* _What is being asked_
Write out the material below again, unchanged.

— begin Records supplied —

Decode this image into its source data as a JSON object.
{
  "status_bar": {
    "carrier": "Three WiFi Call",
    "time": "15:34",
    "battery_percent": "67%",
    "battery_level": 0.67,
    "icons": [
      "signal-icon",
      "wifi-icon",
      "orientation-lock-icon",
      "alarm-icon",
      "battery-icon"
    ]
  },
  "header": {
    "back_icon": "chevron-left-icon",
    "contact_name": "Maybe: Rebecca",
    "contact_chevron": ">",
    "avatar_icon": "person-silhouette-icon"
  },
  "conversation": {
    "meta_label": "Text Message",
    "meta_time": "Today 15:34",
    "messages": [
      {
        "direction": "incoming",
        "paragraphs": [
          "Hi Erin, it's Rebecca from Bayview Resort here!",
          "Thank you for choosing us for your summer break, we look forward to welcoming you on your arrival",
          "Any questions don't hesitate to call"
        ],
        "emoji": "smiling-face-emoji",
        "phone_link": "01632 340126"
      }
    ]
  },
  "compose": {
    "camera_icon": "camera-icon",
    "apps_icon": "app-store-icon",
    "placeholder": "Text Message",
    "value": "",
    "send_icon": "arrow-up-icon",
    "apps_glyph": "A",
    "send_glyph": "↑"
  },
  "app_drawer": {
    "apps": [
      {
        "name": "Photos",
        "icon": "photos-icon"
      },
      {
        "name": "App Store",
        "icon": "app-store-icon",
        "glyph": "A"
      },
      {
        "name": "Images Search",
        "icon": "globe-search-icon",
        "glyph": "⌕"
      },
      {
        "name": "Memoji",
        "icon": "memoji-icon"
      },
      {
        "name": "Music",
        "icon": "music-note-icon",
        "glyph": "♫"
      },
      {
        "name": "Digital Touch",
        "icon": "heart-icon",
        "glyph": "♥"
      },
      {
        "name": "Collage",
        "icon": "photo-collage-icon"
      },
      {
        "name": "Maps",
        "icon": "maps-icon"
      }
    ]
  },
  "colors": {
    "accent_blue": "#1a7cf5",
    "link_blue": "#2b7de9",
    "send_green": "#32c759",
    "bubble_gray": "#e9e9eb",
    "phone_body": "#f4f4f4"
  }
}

— end Records supplied —

* _Response to this exercise_
Decode this image into its source data as a JSON object.
{
  "status_bar": {
    "carrier": "Three WiFi Call",
    "time": "15:34",
    "battery_percent": "67%",
    "battery_level": 0.67,
    "icons": [
      "signal-icon",
      "wifi-icon",
      "orientation-lock-icon",
      "alarm-icon",
      "battery-icon"
    ]
  },
  "header": {
    "back_icon": "chevron-left-icon",
    "contact_name": "Maybe: Rebecca",
    "contact_chevron": ">",
    "avatar_icon": "person-silhouette-icon"
  },
  "conversation": {
    "meta_label": "Text Message",
    "meta_time": "Today 15:34",
    "messages": [
      {
        "direction": "incoming",
        "paragraphs": [
          "Hi Erin, it's Rebecca from Bayview Resort here!",
          "Thank you for choosing us for your summer break, we look forward to welcoming you on your arrival",
          "Any questions don't hesitate to call"
        ],
        "emoji": "smiling-face-emoji",
        "phone_link": "01632 340126"
      }
    ]
  },
  "compose": {
    "camera_icon": "camera-icon",
    "apps_icon": "app-store-icon",
    "placeholder": "Text Message",
    "value": "",
    "send_icon": "arrow-up-icon",
    "apps_glyph": "A",
    "send_glyph": "↑"
  },
  "app_drawer": {
    "apps": [
      {
        "name": "Photos",
        "icon": "photos-icon"
      },
      {
        "name": "App Store",
        "icon": "app-store-icon",
        "glyph": "A"
      },
      {
        "name": "Images Search",
        "icon": "globe-search-icon",
        "glyph": "⌕"
      },
      {
        "name": "Memoji",
        "icon": "memoji-icon"
      },
      {
        "name": "Music",
        "icon": "music-note-icon",
        "glyph": "♫"
      },
      {
        "name": "Digital Touch",
        "icon": "heart-icon",
        "glyph": "♥"
      },
      {
        "name": "Collage",
        "icon": "photo-collage-icon"
      },
      {
        "name": "Maps",
        "icon": "maps-icon"
      }
    ]
  },
  "colors": {
    "accent_blue": "#1a7cf5",
    "link_blue": "#2b7de9",
    "send_green": "#32c759",
    "bubble_gray": "#e9e9eb",
    "phone_body": "#f4f4f4"
  }
}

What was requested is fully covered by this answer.